START
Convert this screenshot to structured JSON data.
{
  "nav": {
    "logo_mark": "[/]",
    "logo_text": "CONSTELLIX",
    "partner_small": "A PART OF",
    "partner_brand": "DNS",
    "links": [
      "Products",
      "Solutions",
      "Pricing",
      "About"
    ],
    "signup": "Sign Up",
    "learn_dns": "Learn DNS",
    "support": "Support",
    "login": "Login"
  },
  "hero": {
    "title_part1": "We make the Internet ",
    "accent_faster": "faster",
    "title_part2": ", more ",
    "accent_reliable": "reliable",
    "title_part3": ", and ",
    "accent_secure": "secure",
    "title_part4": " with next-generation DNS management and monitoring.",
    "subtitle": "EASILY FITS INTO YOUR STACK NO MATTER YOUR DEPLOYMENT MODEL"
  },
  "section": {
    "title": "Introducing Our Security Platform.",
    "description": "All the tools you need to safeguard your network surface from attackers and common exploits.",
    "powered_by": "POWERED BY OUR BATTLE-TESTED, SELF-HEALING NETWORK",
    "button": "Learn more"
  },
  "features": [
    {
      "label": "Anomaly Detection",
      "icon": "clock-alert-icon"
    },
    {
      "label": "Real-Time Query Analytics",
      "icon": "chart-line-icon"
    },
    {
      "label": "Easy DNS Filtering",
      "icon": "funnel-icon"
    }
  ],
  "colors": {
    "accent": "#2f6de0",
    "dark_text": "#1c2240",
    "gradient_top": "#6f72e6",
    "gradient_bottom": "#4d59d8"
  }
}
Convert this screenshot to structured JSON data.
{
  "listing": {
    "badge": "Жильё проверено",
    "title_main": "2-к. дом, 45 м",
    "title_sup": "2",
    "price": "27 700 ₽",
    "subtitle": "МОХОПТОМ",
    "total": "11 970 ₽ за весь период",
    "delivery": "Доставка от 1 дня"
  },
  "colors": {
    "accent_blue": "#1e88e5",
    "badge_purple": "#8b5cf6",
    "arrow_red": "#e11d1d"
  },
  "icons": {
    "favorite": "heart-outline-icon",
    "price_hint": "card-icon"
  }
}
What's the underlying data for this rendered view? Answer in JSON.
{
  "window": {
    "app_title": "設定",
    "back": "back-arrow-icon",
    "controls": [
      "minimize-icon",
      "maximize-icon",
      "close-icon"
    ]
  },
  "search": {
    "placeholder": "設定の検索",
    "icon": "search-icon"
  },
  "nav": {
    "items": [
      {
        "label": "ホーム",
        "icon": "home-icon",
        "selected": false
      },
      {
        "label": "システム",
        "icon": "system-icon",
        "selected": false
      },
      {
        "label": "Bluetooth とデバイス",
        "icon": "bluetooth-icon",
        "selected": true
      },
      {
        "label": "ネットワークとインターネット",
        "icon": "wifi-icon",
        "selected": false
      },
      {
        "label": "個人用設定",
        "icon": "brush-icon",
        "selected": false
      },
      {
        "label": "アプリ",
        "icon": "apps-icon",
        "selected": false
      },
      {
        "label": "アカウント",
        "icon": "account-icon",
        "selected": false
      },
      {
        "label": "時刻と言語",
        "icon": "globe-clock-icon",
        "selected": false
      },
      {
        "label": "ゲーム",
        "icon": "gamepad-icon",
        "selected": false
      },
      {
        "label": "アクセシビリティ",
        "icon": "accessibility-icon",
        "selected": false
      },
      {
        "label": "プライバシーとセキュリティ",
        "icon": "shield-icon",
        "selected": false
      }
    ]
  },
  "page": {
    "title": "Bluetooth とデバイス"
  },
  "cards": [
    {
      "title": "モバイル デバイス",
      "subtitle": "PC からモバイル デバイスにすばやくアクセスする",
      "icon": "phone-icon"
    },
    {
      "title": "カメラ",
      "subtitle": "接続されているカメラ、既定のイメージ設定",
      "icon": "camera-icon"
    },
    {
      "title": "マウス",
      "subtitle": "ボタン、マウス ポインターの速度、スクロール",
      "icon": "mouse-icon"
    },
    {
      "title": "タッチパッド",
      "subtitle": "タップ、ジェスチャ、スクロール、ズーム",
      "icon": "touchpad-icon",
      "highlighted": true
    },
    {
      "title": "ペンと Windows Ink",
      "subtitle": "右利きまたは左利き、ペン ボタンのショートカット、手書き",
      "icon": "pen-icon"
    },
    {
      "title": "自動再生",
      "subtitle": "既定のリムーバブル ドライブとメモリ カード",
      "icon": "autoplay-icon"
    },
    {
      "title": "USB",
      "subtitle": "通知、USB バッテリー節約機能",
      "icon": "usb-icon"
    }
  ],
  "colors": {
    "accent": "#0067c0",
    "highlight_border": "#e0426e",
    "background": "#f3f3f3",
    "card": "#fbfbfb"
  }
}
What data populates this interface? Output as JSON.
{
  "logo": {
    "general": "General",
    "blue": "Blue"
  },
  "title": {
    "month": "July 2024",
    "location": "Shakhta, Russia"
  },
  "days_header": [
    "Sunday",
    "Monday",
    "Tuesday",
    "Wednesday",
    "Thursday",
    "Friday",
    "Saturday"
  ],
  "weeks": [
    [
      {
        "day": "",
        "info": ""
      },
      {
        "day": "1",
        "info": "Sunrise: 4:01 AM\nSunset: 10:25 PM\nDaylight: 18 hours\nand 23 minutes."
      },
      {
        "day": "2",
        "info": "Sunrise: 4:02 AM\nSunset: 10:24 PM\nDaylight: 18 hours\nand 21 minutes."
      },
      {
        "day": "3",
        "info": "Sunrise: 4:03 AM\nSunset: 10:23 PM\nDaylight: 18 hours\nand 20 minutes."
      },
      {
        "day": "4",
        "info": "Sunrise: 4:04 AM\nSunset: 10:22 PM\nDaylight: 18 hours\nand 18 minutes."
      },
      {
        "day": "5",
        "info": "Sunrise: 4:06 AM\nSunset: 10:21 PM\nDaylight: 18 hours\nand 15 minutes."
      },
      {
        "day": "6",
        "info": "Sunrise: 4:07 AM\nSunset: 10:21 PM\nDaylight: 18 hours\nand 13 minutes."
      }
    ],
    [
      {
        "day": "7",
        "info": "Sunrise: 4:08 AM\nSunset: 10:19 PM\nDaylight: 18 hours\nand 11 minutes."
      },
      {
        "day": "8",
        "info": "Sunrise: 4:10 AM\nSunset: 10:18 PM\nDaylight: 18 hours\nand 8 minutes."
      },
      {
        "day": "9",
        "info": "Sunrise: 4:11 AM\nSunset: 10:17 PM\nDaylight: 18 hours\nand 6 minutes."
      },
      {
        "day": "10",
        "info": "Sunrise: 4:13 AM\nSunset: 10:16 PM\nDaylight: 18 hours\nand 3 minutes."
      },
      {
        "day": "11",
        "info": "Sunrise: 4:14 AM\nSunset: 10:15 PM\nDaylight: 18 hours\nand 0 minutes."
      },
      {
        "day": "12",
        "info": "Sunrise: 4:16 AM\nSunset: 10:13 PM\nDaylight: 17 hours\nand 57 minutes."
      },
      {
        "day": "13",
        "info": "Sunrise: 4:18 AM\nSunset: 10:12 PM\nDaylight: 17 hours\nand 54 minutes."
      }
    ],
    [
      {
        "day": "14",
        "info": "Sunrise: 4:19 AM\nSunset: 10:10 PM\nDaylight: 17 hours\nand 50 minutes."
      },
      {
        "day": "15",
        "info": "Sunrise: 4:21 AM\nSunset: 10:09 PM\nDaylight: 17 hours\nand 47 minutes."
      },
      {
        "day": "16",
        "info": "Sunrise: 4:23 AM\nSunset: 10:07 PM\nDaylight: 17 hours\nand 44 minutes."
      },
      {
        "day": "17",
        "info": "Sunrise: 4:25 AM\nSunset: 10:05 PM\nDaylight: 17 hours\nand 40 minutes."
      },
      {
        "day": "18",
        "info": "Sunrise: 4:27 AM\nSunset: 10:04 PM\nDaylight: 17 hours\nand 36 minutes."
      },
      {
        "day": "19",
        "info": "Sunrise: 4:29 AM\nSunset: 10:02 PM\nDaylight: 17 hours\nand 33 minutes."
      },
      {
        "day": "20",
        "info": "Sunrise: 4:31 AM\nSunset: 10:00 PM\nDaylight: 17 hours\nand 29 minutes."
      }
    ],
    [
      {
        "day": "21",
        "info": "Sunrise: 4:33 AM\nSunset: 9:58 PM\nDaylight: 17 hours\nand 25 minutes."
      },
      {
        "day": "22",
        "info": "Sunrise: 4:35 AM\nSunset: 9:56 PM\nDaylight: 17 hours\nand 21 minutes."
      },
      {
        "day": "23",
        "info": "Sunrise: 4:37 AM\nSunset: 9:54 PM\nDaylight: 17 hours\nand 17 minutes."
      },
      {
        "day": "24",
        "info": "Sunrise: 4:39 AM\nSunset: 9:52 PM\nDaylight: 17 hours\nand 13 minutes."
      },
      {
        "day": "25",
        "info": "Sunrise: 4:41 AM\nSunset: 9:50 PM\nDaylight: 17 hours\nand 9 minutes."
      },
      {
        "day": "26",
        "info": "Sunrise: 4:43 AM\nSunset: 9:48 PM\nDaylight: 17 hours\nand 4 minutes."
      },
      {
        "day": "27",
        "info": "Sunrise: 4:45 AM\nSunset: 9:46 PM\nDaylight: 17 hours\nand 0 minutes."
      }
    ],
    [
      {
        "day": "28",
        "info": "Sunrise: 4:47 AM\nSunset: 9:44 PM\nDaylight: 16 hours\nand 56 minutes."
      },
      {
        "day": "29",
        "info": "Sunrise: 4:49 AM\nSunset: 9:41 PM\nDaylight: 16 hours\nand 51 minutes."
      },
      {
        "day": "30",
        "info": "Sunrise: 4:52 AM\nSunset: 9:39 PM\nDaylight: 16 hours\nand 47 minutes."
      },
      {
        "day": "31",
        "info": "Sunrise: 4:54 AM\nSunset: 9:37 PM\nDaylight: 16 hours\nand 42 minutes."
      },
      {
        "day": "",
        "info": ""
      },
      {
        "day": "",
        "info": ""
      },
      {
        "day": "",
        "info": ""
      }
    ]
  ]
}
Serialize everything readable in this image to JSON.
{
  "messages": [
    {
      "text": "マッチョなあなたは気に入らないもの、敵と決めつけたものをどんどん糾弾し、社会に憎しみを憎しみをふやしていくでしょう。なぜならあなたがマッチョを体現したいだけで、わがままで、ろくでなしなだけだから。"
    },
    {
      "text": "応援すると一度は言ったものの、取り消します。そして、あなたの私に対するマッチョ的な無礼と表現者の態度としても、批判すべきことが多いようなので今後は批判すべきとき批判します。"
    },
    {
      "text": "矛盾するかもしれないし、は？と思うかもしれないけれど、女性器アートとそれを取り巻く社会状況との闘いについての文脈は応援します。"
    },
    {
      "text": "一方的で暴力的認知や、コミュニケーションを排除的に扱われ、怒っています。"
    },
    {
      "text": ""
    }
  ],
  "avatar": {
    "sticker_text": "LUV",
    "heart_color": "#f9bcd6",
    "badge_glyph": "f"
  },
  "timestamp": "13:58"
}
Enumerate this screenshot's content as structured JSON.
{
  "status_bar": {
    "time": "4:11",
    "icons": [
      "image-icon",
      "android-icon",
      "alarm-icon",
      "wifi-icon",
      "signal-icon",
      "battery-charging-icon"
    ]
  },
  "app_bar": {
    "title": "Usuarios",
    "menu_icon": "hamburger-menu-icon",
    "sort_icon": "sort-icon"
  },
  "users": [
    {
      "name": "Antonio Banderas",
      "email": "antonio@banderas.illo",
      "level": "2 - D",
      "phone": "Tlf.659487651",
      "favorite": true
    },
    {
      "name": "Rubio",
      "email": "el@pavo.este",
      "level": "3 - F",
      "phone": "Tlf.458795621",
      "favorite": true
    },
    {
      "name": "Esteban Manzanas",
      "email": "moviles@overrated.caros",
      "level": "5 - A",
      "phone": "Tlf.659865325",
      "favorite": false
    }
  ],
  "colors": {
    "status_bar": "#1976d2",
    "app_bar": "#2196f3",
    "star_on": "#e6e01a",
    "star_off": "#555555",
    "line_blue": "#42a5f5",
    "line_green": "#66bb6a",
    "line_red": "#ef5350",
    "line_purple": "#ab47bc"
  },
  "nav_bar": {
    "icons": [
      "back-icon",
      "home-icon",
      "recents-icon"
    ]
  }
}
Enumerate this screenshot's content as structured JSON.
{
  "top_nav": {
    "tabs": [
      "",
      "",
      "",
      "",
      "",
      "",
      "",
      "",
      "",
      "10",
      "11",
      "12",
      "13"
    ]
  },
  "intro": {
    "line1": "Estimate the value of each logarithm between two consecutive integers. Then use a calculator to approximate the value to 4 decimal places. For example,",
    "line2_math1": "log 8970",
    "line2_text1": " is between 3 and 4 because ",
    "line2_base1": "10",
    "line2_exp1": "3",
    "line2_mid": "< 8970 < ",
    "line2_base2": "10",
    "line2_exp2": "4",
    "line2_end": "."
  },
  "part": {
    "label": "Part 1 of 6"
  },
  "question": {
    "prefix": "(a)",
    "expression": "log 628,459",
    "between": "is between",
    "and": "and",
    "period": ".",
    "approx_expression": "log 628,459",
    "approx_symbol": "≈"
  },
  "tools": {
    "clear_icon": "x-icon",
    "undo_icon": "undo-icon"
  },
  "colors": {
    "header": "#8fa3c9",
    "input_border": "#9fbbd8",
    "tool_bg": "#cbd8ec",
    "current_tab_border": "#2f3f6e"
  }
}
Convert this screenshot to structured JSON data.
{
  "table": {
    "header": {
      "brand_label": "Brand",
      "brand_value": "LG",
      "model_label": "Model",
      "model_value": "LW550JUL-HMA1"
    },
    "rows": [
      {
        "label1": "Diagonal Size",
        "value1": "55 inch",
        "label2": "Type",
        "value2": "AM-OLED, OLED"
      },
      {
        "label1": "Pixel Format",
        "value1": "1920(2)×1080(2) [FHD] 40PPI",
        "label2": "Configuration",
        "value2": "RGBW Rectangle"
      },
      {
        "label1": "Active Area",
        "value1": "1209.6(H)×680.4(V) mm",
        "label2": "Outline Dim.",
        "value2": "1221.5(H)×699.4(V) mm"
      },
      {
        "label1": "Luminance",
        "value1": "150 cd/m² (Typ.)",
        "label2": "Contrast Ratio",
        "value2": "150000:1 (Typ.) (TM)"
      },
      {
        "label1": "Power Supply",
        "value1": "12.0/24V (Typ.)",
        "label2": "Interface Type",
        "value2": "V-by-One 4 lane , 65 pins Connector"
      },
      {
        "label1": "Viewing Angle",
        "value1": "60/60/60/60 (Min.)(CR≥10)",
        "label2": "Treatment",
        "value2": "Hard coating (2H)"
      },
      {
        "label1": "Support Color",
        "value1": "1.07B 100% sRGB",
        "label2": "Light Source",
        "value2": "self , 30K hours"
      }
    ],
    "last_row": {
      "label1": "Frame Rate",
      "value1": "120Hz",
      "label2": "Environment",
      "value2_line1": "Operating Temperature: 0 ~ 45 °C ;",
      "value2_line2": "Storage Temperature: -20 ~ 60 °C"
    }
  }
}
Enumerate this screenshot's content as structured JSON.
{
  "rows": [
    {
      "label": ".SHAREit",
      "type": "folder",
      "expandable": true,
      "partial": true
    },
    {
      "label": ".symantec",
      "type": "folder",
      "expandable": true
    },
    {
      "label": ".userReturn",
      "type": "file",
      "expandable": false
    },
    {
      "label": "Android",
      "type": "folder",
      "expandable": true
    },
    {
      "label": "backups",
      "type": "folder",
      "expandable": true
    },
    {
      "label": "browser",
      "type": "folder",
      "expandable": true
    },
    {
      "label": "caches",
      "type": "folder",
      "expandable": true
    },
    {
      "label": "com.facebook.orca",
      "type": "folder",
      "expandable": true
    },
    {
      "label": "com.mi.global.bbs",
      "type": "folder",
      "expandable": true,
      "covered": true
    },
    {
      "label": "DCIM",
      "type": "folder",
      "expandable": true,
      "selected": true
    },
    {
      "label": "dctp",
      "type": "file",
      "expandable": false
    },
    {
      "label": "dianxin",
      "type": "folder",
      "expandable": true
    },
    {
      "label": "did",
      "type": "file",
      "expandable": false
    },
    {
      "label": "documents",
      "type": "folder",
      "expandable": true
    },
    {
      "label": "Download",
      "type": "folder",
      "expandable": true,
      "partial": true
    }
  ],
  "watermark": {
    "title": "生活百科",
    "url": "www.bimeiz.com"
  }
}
END
* Given instruction *
Lines that include the word "tools" are to be extracted from the data above.

* Full answer *
    "description": "All the tools you need to safeguard your network surface from attackers and common exploits.",
  "tools": {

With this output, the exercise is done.